◆ **Stated exercise**: Each line that holds the word "Vancouver" is to be identified and copied.

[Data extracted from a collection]
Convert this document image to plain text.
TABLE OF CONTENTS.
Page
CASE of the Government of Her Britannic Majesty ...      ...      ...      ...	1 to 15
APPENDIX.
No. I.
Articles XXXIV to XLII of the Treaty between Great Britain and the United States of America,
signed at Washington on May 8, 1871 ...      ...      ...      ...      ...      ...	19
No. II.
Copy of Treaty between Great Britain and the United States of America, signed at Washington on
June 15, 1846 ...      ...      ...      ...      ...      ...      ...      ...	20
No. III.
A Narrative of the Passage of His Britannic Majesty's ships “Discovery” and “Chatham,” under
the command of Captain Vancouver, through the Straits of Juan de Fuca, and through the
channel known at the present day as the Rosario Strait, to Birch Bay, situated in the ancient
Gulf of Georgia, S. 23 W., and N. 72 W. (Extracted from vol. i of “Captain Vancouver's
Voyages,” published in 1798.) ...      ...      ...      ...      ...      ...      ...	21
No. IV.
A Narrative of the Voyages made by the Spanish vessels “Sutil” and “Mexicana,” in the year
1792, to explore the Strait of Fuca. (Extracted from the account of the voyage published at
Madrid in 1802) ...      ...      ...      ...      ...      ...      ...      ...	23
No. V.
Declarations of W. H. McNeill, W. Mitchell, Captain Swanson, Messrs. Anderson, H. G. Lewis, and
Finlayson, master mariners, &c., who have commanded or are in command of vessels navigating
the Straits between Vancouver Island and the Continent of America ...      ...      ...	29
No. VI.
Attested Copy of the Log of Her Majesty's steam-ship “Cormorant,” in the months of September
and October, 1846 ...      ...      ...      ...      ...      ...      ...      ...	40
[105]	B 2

◆ **Result of the exercise**:
the command of Captain Vancouver, through the Straits of Juan de Fuca, and through the
Gulf of Georgia, S. 23 W., and N. 72 W. (Extracted from vol. i of “Captain Vancouver's
the Straits between Vancouver Island and the Continent of America ...      ...      ...	29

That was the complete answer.